* [GIVEN EXERCISE A]: Reproduce the records verbatim, from their first line through the line containing "y-tick-label: 400 <box>34 405 60 422</box>", with both ends included.
##### SUPPLIED PASSAGE #####
In the present paper we study to which extent a scenario with two heavy neutralinos in the gluino decay cascade can contribute to the ATLAS signal region, circumventing constraints from searches for jets and \(E^\mathrm{miss}_{\text{ T }}\). The gluino decay cascade considered subsequently is of the form

$$\begin{aligned} \tilde{g} \rightarrow q+\bar{q}+\chi _2^0 \rightarrow q+\bar{q}+Z+\chi _1^0 \end{aligned}$$

(1.1)

with

$$\begin{aligned} m_{\chi _2^0} \lesssim m_{\tilde{g}},\qquad m_{\chi _1^0} \sim m_{\chi _2^0} -100\;\text {GeV} \end{aligned}$$

(1.2)

and sketched in Fig. 1.

Fig. 1

Gluino decay cascades involving two neutralinos \(\chi _2^0\) and \(\chi _1^0\)

Now jets from both steps of the gluino decay cascade (including the jets from the Z boson) are relatively soft, and constraints from searches for jets and \(E^\mathrm{miss}_{\text{ T }}\) are easier to satisfy unless the mass splitting \(m_{\tilde{g}}- m_{\chi _2^0}\) is too large. Such a scenario has been considered recently also in [9]. We will compare their results to ours in the conclusions.

In the following we consider first simplified models with 100 % branching fractions for both steps of the gluino decay cascade. We simulated corresponding events, verified which scenarios satisfy the constraints from the CMS [3] and other SUSY searches, and applied the cuts of ATLAS [4]. We will compare the signal rates and various distributions to the data given in [4], and to a GMSB-like scenario (the latter with reduced branching fractions in order to comply with constraints). Constraints from CMS [3] prevent an excess as large as 3.0 standard deviations in the ATLAS signal region, but about 14 signal events on top of the background are possible.

However, the question arises in which SUSY scenario such a neutralino spectrum and, notably, such a dominant gluino decay cascade are possible: What can prevent a dominant \(\tilde{g} \rightarrow q+\bar{q}+\chi _1^0\) decay which is favored by phase space? In GMSB the rôle of \(\chi _1^0\) is played by the nearly massless gravitino, which has tiny couplings to the MSSM-like sparticles and is not produced unless, due to R-parity conservation, it is the only decay channel. A heavier neutralino \(\chi _1^0\) with small couplings to the MSSM-like sparticles, as required in the present scenario, is possible in the NMSSM [18] in the form of the singlino, the fermionic partner of the singlet superfield S whose vacuum expectation value generates dynamically a \(\mu \)-term (a SUSY mass term for the two Higgs doublets in the MSSM) of the order of the SUSY breaking scale. We find that there exist indeed scenarios within the parameter space of the NMSSM for which the gluino decay cascade in Eq. (1.1) is dominant.

In the next section we describe details of the simulation and cuts. Results for simplified models and the description of a NMSSM scenario are given in Sect. 3. We conclude in Sect. 4.
##### DATA TO USE #####
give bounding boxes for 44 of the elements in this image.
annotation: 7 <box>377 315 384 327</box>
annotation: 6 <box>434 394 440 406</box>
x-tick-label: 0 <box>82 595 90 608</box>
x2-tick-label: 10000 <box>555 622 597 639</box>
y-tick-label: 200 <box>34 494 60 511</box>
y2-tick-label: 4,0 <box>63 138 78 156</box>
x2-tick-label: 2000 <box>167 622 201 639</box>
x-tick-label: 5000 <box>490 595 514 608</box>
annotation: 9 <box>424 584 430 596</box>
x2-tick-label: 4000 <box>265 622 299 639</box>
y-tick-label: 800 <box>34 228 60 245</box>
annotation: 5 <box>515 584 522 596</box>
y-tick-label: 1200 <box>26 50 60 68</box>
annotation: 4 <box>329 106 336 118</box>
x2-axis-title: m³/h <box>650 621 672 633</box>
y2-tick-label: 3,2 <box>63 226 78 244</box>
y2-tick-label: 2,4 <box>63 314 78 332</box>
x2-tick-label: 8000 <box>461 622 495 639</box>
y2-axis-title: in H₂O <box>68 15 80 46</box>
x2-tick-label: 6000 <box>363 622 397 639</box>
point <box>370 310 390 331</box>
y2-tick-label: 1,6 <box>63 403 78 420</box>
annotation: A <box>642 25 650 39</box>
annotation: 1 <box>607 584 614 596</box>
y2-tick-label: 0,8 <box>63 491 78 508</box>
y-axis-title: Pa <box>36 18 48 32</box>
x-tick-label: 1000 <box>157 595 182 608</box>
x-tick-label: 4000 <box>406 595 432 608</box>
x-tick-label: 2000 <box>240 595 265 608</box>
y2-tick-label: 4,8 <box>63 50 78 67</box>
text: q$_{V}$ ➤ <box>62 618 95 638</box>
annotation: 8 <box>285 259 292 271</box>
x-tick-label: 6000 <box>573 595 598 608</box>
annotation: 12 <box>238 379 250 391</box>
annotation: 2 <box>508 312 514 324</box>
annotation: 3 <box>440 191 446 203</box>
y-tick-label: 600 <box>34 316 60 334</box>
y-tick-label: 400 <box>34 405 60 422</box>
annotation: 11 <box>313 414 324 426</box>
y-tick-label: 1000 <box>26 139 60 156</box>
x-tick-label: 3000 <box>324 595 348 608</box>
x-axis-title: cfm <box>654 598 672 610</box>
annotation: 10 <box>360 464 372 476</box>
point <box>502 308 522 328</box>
#####
* [GIVEN EXERCISE B]: List every distinct bracketed reference number cited in the passage on gluino decay cascades, in order of first appearance.

* [CORRECT RESPONSE A]:
give bounding boxes for 44 of the elements in this image.
annotation: 7 <box>377 315 384 327</box>
annotation: 6 <box>434 394 440 406</box>
x-tick-label: 0 <box>82 595 90 608</box>
x2-tick-label: 10000 <box>555 622 597 639</box>
y-tick-label: 200 <box>34 494 60 511</box>
y2-tick-label: 4,0 <box>63 138 78 156</box>
x2-tick-label: 2000 <box>167 622 201 639</box>
x-tick-label: 5000 <box>490 595 514 608</box>
annotation: 9 <box>424 584 430 596</box>
x2-tick-label: 4000 <box>265 622 299 639</box>
y-tick-label: 800 <box>34 228 60 245</box>
annotation: 5 <box>515 584 522 596</box>
y-tick-label: 1200 <box>26 50 60 68</box>
annotation: 4 <box>329 106 336 118</box>
x2-axis-title: m³/h <box>650 621 672 633</box>
y2-tick-label: 3,2 <box>63 226 78 244</box>
y2-tick-label: 2,4 <box>63 314 78 332</box>
x2-tick-label: 8000 <box>461 622 495 639</box>
y2-axis-title: in H₂O <box>68 15 80 46</box>
x2-tick-label: 6000 <box>363 622 397 639</box>
point <box>370 310 390 331</box>
y2-tick-label: 1,6 <box>63 403 78 420</box>
annotation: A <box>642 25 650 39</box>
annotation: 1 <box>607 584 614 596</box>
y2-tick-label: 0,8 <box>63 491 78 508</box>
y-axis-title: Pa <box>36 18 48 32</box>
x-tick-label: 1000 <box>157 595 182 608</box>
x-tick-label: 4000 <box>406 595 432 608</box>
x-tick-label: 2000 <box>240 595 265 608</box>
y2-tick-label: 4,8 <box>63 50 78 67</box>
text: q$_{V}$ ➤ <box>62 618 95 638</box>
annotation: 8 <box>285 259 292 271</box>
x-tick-label: 6000 <box>573 595 598 608</box>
annotation: 12 <box>238 379 250 391</box>
annotation: 2 <box>508 312 514 324</box>
annotation: 3 <box>440 191 446 203</box>
y-tick-label: 600 <box>34 316 60 334</box>
y-tick-label: 400 <box>34 405 60 422</box>

* [CORRECT RESPONSE B]: [9], [3], [4], [18]